# DESCRIPTION OF THE TASK
All that is wanted is how many lines in the records below include the string "antivirus".

# Document layout analysis data
________________
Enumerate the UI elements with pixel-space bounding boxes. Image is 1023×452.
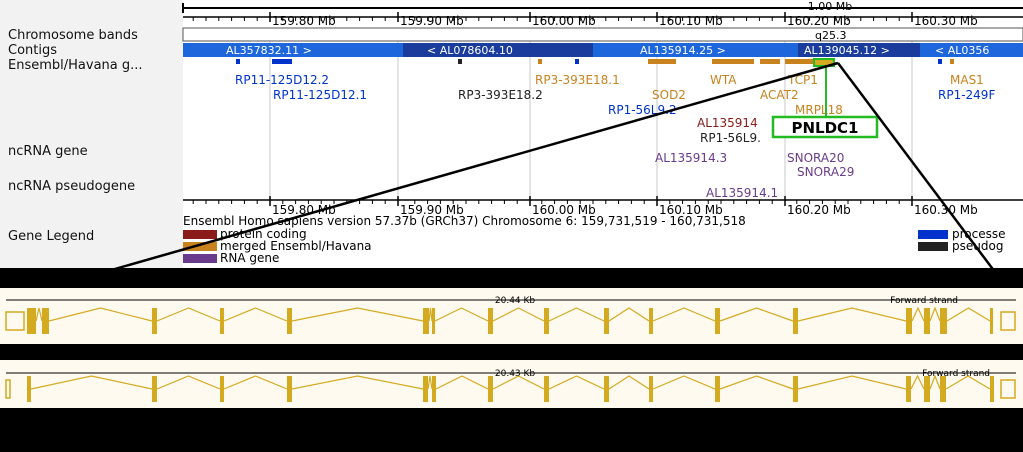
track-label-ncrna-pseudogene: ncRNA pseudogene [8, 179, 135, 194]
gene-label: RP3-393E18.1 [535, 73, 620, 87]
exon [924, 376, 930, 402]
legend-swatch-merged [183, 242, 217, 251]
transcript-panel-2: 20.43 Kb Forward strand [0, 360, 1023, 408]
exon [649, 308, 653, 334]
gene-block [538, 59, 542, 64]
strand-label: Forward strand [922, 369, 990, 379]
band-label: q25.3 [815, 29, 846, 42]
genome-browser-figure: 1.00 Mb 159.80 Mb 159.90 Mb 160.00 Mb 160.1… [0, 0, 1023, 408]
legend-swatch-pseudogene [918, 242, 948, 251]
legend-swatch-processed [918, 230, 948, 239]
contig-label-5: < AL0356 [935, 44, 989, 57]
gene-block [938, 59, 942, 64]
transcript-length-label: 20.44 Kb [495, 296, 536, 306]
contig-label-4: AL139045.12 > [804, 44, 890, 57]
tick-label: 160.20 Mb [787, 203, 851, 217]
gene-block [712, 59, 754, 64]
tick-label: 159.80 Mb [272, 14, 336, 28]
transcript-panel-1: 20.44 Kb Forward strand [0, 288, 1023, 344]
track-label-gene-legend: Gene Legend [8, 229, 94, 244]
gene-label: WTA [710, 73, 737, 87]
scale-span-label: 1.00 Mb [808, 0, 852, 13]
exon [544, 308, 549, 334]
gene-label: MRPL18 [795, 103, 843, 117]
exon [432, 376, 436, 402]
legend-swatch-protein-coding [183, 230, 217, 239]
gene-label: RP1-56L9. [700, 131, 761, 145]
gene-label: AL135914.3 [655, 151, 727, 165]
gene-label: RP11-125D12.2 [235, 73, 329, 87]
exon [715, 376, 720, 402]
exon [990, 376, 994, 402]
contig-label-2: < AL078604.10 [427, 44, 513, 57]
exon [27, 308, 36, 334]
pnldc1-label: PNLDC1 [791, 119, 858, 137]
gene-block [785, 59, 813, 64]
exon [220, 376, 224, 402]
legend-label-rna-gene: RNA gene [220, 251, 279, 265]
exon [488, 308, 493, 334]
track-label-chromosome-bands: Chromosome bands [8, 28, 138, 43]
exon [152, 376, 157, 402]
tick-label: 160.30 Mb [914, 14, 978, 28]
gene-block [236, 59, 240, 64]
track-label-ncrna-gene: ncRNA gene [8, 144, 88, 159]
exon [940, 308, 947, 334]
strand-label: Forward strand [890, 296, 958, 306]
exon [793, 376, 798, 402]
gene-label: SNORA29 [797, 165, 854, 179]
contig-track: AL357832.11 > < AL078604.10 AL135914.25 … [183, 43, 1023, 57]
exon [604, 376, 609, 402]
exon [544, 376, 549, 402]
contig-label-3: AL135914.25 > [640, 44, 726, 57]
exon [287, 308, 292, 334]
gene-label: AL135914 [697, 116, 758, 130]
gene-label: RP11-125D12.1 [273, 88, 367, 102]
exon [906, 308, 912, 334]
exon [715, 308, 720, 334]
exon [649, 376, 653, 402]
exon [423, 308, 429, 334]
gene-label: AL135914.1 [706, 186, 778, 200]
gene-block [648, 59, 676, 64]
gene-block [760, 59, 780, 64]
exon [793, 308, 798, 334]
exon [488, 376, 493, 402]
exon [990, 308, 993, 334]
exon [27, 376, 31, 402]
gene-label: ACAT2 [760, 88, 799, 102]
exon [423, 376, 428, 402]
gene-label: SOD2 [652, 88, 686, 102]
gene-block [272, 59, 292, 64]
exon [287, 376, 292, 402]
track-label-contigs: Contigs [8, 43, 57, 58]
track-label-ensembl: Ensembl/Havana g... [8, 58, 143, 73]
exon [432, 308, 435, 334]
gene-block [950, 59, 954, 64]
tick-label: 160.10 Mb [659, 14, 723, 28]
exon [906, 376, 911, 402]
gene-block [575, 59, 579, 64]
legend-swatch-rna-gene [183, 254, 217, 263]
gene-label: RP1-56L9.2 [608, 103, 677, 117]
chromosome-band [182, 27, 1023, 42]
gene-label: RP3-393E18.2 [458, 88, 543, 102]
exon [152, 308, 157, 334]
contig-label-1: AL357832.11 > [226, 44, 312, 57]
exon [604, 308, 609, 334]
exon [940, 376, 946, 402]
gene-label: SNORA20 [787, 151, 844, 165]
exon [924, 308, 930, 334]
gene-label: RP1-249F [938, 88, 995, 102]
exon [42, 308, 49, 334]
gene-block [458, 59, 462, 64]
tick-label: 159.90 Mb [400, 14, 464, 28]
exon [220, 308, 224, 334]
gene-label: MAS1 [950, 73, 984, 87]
________________
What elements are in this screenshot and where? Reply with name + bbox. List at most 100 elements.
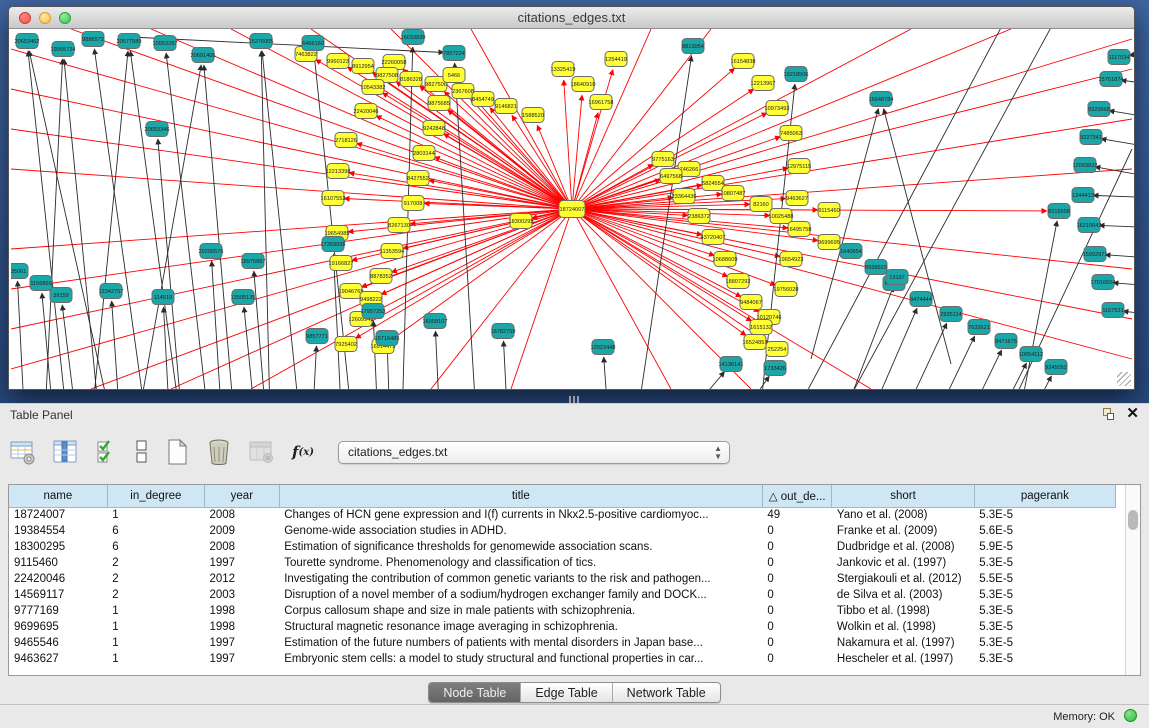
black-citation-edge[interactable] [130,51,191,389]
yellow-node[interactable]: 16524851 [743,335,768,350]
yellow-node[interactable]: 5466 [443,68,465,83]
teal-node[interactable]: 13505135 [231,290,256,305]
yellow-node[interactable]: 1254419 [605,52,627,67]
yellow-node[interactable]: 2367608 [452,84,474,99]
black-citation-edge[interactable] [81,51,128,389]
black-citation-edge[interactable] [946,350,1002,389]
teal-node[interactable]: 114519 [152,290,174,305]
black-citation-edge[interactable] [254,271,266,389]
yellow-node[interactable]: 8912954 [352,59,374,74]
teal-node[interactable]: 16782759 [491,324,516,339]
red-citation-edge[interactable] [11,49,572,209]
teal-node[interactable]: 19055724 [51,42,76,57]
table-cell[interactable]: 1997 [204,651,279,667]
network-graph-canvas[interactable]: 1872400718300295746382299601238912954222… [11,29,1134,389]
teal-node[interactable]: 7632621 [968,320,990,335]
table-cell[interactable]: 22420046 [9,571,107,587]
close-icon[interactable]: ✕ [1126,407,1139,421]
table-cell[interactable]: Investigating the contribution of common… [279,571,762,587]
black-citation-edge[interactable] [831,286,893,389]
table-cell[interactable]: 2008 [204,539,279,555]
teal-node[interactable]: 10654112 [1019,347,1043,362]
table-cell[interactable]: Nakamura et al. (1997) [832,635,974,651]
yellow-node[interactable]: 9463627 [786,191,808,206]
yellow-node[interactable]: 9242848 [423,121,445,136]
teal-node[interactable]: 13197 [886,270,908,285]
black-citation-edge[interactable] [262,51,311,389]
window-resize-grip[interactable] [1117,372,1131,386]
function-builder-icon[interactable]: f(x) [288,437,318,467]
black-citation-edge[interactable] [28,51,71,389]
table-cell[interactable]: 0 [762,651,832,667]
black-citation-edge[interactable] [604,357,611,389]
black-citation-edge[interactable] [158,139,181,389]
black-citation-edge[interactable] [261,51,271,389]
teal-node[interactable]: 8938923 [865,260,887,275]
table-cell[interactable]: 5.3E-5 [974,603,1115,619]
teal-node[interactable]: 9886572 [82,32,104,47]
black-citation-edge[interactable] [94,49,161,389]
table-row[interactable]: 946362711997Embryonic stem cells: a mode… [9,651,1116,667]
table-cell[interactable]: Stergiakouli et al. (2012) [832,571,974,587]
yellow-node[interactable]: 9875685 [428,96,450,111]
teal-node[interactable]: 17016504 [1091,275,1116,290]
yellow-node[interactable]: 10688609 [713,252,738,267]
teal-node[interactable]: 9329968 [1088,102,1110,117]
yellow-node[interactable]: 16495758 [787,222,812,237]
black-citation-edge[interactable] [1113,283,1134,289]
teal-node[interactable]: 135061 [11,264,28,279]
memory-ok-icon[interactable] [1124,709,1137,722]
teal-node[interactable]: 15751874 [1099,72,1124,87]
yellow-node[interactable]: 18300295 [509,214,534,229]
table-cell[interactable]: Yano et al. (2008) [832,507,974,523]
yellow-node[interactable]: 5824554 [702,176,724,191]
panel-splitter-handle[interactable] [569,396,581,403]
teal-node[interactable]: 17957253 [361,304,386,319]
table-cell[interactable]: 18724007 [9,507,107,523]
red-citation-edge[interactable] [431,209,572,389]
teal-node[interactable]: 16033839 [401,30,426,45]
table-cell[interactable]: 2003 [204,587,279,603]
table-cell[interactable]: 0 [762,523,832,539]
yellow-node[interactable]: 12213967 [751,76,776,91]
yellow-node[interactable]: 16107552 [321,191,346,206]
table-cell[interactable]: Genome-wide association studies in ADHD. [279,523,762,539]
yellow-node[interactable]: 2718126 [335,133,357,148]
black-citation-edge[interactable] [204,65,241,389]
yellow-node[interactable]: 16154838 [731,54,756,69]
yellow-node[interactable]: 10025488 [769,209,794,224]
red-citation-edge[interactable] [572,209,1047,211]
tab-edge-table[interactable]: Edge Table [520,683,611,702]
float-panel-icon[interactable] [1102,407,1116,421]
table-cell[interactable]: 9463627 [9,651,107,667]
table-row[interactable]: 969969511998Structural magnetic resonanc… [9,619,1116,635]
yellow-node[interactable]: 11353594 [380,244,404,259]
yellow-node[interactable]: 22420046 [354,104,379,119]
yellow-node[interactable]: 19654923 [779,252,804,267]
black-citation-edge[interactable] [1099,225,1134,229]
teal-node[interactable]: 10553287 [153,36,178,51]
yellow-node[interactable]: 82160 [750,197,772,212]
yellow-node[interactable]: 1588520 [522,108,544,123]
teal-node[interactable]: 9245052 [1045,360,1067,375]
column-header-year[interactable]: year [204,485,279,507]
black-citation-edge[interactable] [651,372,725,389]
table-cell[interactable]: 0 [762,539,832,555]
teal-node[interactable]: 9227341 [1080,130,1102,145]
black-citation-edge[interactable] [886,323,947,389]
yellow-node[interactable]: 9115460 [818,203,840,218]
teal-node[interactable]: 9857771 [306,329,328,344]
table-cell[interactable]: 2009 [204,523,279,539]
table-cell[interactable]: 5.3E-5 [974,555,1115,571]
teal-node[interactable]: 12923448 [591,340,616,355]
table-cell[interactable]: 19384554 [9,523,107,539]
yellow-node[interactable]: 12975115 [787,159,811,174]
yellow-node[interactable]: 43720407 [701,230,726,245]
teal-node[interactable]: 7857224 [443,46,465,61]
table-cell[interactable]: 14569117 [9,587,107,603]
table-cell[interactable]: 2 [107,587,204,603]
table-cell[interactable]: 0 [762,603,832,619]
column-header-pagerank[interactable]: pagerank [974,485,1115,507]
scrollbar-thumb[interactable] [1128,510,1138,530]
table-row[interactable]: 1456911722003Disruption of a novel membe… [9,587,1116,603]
________________
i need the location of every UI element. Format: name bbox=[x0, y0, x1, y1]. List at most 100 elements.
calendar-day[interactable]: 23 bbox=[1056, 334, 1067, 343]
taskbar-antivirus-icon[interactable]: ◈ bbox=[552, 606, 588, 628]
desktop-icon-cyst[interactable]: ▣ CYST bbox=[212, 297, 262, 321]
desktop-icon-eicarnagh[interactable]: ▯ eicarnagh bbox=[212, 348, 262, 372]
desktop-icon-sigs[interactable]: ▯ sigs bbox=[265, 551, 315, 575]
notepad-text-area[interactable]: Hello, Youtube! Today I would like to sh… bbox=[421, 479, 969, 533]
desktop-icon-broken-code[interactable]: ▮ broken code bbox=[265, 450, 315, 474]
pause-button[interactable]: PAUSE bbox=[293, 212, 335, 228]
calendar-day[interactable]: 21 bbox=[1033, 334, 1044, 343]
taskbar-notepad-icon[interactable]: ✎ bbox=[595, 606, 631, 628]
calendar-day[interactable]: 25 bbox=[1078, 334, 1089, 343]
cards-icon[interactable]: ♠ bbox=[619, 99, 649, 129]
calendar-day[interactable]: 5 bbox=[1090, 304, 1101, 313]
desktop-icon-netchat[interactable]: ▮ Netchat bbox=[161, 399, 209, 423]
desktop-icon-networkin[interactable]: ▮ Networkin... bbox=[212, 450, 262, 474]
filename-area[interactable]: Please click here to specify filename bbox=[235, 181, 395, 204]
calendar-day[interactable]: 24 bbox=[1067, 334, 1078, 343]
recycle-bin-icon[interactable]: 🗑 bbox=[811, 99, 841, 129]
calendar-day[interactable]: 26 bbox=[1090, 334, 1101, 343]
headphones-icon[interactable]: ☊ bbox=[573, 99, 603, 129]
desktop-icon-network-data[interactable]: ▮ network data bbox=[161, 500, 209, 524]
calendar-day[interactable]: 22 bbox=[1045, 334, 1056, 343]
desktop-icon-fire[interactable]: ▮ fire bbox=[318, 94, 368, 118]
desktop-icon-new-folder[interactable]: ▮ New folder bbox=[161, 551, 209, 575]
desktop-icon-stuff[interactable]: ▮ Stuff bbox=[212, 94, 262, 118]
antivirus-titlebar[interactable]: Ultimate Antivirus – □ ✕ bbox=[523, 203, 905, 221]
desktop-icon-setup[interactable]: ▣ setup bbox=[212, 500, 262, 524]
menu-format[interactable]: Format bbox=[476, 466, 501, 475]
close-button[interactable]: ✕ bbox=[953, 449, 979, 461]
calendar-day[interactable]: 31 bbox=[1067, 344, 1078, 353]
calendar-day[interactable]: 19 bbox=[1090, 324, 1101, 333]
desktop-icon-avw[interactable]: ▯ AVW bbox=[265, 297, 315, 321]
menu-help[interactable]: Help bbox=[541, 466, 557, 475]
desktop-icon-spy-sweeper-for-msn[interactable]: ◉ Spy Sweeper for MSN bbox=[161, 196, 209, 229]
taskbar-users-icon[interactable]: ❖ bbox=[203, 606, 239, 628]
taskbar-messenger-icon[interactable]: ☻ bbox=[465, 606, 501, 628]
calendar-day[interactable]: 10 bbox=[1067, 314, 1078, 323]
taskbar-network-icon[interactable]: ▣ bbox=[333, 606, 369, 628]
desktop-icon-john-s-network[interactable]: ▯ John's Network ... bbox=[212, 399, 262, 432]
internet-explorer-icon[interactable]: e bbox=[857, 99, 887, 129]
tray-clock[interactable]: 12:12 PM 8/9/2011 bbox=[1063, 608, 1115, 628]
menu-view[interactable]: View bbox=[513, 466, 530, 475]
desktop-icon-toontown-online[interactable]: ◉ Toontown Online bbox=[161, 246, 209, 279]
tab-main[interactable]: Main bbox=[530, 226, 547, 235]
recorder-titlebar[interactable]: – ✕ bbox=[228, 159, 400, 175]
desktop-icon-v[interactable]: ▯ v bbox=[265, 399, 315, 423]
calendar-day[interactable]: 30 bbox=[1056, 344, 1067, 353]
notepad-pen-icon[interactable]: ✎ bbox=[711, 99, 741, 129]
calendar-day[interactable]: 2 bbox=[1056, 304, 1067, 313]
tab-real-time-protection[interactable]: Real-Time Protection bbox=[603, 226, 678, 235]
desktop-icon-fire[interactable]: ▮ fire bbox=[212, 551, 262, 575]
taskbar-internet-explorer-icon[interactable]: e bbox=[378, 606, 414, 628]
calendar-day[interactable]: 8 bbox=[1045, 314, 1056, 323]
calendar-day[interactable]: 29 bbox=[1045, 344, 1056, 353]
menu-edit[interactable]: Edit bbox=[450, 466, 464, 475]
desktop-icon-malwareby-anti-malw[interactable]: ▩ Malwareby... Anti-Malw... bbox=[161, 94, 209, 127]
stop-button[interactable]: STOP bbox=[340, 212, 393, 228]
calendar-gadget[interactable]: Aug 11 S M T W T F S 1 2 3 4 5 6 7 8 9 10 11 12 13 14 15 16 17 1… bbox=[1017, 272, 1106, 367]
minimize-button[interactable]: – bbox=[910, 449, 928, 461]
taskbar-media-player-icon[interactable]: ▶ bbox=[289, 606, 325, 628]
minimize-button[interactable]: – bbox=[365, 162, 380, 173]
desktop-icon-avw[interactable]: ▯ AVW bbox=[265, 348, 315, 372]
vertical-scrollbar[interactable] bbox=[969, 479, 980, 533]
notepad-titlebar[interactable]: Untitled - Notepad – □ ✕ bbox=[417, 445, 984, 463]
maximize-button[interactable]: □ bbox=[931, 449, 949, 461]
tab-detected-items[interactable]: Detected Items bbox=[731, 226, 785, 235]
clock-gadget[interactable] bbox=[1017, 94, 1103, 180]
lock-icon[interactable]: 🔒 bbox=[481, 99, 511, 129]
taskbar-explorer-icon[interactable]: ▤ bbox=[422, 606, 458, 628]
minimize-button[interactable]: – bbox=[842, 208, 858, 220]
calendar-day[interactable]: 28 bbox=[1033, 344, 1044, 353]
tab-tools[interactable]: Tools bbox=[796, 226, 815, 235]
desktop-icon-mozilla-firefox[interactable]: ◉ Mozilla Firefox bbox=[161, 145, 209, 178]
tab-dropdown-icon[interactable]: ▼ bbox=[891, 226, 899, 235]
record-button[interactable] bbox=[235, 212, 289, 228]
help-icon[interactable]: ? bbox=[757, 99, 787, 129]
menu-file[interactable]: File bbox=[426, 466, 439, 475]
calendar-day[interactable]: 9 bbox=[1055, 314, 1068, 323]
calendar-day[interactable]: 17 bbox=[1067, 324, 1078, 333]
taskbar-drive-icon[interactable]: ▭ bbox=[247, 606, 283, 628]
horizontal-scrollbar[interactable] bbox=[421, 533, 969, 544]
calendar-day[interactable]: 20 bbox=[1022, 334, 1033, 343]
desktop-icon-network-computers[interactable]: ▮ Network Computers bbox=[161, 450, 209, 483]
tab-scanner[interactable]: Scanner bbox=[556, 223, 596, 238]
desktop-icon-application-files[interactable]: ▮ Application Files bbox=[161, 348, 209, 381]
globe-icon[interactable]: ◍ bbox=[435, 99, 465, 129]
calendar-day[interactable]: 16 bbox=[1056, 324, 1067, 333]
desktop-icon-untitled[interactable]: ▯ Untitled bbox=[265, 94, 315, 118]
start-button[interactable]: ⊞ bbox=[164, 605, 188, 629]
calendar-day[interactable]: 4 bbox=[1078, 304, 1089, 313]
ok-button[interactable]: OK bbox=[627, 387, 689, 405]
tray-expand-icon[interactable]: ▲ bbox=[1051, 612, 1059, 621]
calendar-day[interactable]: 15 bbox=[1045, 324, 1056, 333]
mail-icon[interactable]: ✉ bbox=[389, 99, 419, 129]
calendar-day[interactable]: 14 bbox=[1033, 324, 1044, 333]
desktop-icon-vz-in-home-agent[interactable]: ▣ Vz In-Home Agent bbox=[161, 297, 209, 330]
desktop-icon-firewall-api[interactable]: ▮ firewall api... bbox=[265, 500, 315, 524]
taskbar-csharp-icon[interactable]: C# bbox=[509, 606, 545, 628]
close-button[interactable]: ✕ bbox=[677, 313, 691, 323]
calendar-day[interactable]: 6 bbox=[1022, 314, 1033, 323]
________________
# SOLUTION TO THE PROBLEM
2